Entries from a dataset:
>> START
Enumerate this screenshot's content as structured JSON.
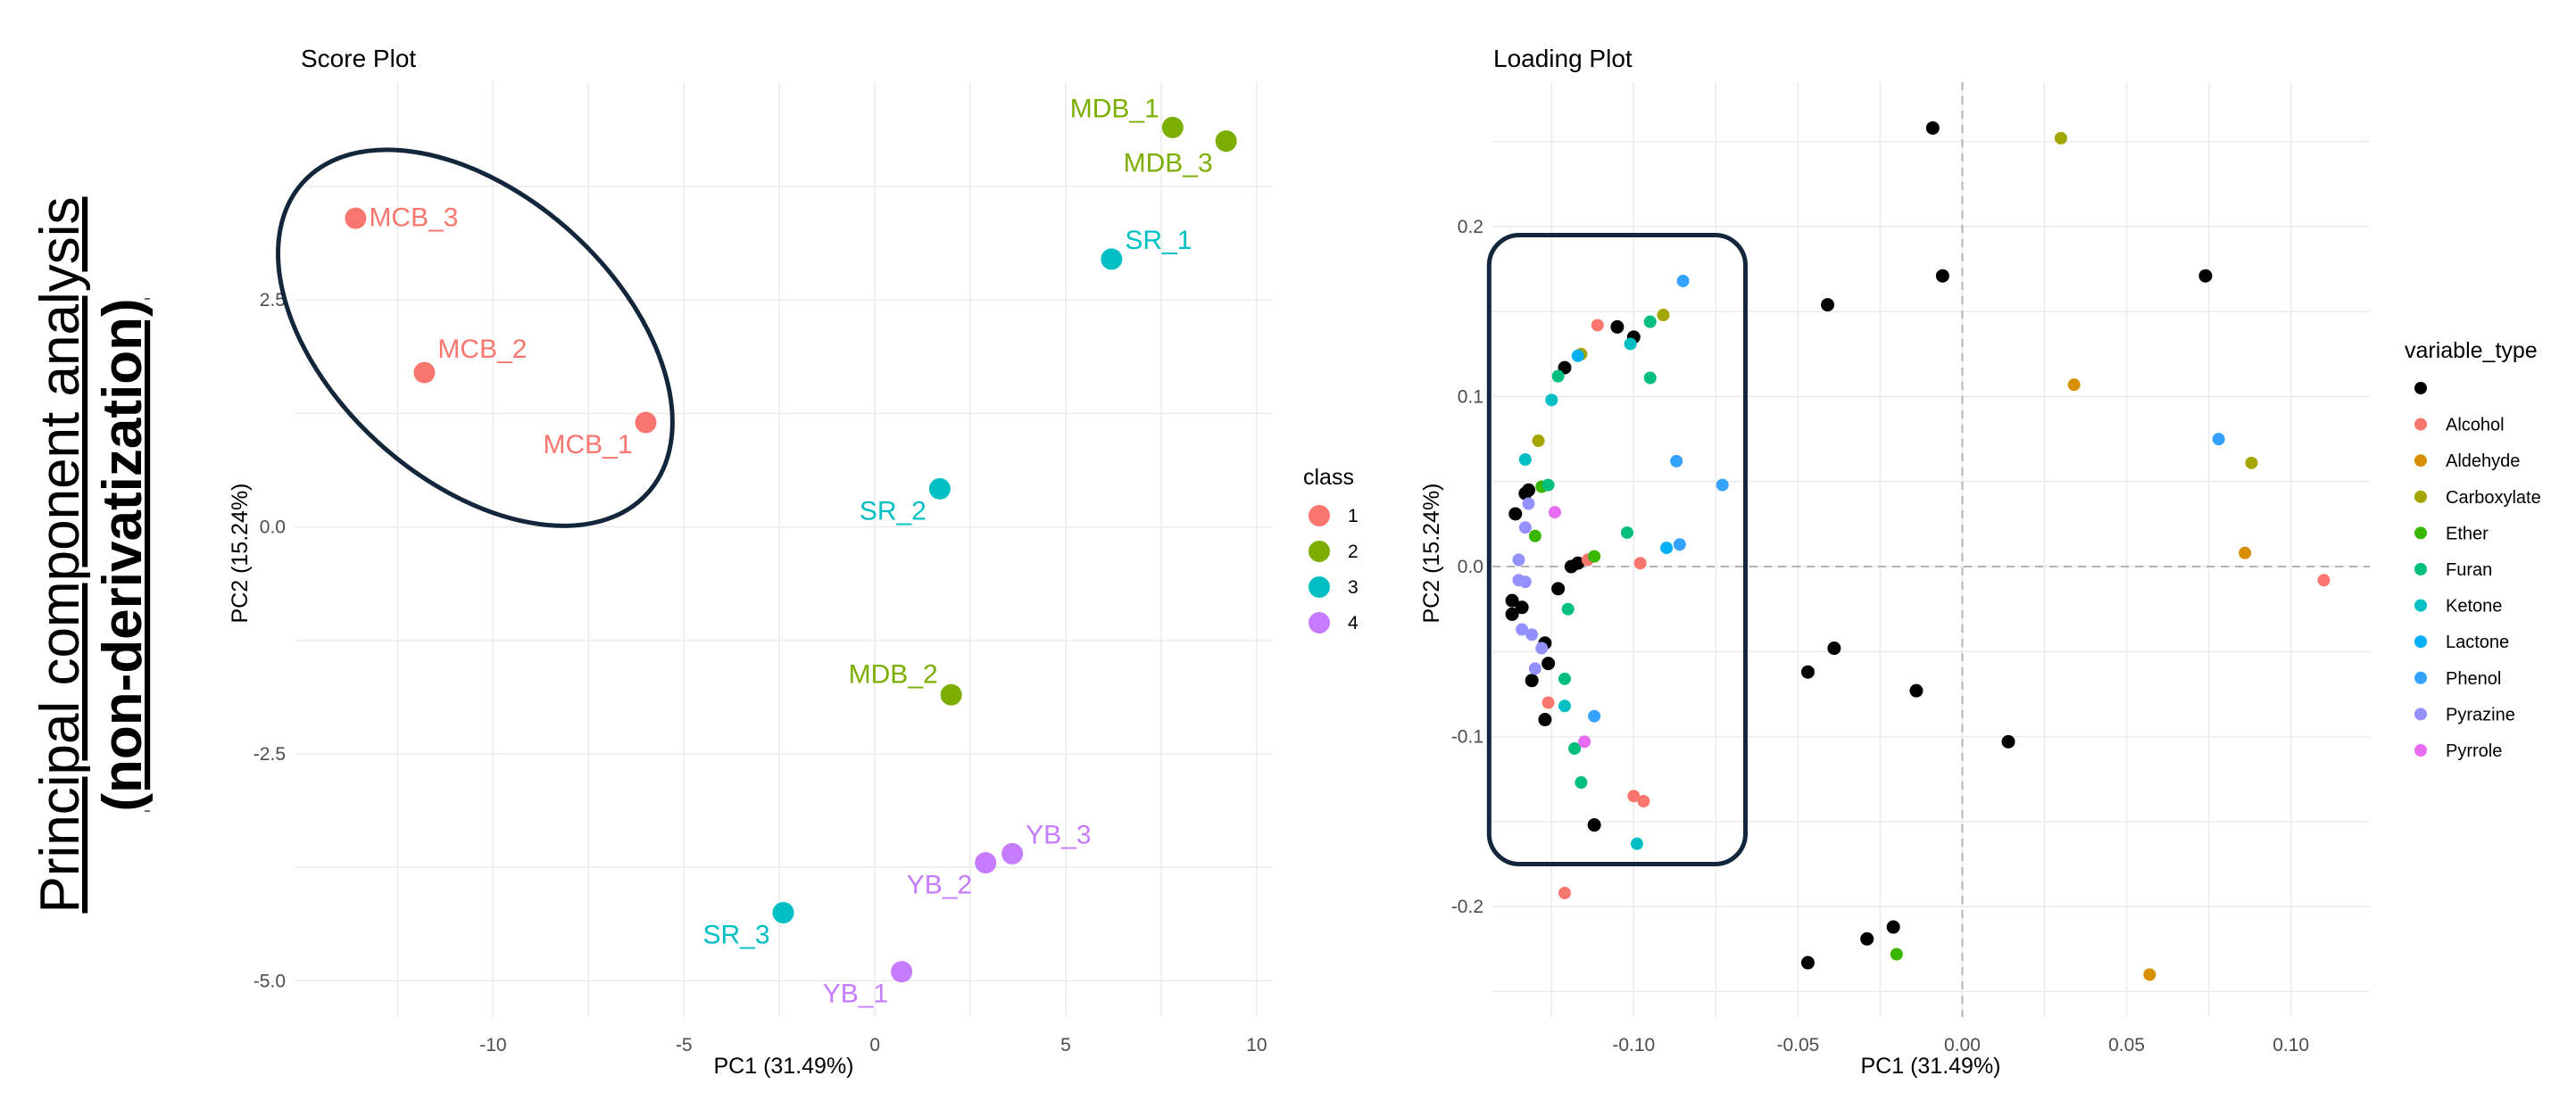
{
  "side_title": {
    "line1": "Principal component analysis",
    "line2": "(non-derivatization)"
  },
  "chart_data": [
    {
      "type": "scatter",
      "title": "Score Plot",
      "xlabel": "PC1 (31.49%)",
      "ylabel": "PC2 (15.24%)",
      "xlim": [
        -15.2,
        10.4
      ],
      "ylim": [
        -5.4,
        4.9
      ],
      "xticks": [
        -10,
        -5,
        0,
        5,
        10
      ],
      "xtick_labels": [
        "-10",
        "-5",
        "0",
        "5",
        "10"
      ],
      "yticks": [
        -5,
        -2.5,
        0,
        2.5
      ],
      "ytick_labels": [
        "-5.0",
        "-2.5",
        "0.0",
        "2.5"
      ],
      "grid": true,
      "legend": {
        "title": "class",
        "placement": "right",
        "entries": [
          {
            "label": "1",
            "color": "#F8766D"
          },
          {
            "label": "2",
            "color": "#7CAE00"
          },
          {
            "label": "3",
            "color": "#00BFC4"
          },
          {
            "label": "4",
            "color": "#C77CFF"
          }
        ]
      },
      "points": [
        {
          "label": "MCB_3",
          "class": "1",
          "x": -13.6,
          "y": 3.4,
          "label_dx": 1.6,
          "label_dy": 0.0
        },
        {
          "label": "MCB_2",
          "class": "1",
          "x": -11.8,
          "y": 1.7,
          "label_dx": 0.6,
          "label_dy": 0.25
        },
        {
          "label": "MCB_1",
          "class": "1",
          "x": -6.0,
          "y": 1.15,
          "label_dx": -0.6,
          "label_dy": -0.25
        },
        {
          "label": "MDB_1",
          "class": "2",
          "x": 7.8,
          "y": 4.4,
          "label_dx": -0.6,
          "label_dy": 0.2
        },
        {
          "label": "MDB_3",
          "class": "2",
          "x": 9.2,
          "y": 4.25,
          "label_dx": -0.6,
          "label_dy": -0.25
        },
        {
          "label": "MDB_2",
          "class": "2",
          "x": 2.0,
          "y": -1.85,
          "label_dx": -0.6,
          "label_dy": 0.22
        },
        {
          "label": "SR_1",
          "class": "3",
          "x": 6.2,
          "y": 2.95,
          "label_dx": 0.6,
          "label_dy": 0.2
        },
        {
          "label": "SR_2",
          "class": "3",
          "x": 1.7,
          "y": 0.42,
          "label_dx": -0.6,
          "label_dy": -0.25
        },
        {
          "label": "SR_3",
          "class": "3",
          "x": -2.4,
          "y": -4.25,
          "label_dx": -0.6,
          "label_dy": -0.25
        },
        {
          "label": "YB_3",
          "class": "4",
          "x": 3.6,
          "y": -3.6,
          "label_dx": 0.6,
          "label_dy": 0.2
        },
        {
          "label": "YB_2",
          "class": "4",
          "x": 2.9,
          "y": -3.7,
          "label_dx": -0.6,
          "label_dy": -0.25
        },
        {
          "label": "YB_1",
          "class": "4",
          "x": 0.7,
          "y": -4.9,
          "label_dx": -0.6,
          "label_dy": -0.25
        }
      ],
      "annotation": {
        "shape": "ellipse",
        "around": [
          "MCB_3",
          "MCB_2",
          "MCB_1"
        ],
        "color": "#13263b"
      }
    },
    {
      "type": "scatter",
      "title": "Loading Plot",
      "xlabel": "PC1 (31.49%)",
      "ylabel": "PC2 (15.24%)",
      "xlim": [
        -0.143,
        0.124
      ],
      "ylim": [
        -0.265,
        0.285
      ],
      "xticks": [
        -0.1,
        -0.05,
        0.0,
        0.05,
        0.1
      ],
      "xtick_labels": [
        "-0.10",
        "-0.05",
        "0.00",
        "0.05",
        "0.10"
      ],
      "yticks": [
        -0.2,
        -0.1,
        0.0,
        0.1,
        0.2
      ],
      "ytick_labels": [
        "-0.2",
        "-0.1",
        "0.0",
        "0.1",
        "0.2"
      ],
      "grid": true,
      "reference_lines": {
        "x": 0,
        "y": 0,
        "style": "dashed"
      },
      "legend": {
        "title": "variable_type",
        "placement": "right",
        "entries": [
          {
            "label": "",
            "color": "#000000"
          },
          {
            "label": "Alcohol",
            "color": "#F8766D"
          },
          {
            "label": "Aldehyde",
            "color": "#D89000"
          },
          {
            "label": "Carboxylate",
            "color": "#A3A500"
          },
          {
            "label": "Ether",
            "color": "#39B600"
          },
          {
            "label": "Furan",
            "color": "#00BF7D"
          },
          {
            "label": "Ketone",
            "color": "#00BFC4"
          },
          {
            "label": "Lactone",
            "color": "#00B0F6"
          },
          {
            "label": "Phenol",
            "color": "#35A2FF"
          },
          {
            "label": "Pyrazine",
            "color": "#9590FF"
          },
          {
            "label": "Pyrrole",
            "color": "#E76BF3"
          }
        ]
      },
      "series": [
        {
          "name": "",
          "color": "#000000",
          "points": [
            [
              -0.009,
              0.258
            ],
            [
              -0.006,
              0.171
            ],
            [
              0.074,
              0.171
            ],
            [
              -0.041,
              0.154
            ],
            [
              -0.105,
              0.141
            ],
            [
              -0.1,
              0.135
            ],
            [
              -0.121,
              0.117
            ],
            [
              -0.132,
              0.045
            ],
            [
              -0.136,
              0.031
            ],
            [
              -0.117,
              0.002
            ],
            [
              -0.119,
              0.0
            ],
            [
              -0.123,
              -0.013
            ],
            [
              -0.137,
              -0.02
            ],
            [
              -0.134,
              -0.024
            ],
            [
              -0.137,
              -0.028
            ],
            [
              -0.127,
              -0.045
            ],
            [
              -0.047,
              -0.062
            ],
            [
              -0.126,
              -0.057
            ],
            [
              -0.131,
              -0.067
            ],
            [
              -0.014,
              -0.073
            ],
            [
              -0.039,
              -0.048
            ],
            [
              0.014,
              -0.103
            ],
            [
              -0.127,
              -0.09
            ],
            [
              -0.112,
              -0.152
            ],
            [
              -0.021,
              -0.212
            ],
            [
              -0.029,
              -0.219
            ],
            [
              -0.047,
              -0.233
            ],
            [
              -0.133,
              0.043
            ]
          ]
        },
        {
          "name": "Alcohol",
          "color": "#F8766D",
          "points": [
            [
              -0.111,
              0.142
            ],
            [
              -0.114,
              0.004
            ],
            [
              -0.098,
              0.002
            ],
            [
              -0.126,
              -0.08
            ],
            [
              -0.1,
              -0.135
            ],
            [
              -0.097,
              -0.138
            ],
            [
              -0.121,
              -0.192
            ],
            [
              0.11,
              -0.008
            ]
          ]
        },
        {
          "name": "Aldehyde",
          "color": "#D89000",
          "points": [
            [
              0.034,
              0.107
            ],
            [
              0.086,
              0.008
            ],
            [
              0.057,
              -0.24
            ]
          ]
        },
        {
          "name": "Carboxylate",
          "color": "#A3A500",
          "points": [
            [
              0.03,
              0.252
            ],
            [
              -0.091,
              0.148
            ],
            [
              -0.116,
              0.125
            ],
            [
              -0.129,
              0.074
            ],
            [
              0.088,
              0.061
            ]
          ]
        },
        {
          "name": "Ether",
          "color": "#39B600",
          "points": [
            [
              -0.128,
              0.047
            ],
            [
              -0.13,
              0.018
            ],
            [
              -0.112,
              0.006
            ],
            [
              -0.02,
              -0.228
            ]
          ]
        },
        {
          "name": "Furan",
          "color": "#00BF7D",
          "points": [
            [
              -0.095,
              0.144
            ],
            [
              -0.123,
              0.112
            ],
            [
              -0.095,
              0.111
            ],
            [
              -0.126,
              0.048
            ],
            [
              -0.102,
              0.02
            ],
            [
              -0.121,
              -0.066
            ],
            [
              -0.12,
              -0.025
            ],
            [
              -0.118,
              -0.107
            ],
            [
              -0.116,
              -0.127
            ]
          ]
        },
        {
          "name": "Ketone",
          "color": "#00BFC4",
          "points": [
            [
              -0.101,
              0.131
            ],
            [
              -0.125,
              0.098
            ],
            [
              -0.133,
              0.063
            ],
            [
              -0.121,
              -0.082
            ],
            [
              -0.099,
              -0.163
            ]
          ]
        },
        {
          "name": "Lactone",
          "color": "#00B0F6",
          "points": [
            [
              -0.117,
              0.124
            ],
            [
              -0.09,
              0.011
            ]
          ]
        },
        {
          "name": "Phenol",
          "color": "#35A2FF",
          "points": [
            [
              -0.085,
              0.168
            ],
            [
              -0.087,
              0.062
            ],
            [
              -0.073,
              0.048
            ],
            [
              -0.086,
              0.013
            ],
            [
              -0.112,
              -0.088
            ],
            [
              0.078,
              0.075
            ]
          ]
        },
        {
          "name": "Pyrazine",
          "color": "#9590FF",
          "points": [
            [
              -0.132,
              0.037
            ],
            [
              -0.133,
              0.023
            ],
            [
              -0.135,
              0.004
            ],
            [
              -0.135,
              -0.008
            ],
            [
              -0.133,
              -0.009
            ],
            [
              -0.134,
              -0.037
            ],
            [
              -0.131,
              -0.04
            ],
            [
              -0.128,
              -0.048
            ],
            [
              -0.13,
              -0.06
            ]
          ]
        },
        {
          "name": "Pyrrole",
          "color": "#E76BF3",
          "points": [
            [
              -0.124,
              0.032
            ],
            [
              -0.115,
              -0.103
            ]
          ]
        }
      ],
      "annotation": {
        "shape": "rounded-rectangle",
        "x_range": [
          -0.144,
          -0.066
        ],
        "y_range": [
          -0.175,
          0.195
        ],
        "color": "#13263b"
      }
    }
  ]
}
>> END
>> START
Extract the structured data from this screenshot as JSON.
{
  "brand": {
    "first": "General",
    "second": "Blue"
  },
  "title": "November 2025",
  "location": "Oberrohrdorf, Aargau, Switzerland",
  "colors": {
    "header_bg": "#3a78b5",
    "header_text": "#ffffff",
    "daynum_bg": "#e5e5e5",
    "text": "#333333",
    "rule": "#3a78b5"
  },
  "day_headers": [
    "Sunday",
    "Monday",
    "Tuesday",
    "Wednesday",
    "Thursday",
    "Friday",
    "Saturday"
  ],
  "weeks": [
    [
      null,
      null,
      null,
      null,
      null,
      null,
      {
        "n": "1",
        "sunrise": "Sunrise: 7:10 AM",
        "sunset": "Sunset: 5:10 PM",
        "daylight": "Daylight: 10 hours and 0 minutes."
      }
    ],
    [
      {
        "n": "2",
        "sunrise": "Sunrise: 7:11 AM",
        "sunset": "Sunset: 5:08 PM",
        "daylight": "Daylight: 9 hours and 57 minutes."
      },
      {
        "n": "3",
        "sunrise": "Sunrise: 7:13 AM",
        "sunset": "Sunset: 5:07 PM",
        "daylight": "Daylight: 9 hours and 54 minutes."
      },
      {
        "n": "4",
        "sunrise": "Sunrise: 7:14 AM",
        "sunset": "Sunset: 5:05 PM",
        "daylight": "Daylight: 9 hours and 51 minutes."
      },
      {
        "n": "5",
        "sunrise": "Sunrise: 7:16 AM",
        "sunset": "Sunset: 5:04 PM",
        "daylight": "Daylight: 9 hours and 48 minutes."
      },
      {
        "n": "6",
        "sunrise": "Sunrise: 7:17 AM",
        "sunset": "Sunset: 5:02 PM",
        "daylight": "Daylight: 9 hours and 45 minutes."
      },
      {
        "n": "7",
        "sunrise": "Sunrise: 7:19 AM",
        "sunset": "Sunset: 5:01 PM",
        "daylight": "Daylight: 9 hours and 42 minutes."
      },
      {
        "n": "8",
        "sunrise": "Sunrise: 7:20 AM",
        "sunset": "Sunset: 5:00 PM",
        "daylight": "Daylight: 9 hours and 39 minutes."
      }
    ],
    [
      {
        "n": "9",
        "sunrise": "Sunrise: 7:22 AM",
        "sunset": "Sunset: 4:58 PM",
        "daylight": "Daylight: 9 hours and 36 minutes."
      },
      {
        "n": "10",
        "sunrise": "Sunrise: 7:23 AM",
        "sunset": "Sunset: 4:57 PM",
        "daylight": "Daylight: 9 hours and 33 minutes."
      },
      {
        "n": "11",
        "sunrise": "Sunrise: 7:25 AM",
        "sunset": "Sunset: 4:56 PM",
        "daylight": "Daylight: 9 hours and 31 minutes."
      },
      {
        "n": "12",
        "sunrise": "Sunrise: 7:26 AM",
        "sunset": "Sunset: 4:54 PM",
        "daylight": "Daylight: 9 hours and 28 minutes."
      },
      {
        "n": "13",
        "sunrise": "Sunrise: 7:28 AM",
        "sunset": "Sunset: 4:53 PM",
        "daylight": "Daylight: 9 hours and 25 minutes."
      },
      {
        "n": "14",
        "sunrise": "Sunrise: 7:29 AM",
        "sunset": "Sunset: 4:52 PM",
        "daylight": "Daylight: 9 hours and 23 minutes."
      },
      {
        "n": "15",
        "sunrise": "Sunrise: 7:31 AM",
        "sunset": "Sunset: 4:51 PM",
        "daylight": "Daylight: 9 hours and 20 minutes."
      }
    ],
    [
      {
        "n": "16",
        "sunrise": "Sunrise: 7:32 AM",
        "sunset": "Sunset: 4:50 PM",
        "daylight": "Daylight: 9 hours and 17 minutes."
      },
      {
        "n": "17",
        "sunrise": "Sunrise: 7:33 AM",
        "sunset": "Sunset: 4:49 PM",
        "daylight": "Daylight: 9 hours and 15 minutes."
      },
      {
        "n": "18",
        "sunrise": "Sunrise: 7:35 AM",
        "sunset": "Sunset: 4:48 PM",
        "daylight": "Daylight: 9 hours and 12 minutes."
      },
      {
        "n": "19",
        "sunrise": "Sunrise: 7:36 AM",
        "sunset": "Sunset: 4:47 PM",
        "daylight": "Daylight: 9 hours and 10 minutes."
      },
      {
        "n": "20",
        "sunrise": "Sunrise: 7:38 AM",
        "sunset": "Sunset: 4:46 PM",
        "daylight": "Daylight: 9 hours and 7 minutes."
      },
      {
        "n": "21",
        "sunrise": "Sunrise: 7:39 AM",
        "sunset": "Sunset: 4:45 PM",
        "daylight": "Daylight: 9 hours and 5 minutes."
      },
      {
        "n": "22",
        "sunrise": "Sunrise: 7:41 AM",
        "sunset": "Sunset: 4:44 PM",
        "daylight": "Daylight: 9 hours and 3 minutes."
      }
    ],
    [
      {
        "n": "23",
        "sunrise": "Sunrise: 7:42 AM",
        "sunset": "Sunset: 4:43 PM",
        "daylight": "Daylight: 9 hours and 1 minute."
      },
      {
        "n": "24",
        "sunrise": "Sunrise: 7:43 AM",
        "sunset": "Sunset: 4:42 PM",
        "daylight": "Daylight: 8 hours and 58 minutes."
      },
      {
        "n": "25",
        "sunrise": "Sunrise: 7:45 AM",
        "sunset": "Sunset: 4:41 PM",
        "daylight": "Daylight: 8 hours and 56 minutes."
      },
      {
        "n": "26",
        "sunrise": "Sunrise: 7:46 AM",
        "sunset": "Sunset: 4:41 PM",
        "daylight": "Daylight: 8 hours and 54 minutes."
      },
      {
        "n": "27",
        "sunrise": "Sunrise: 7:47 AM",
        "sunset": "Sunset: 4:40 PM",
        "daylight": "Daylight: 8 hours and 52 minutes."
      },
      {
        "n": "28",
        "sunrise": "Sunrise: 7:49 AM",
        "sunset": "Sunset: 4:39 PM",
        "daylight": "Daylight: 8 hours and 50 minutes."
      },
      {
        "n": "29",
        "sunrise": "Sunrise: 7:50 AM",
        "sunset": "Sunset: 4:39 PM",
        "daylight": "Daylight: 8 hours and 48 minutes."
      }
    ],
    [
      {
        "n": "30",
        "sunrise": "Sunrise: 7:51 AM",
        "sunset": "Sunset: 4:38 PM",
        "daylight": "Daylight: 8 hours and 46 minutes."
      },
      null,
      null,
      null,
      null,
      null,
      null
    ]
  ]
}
>> END
[Given instruction]
Pick out the lines above that hold the string "shape" and show them.

[Right answer]
        "shape": "ellipse",
        "shape": "rounded-rectangle",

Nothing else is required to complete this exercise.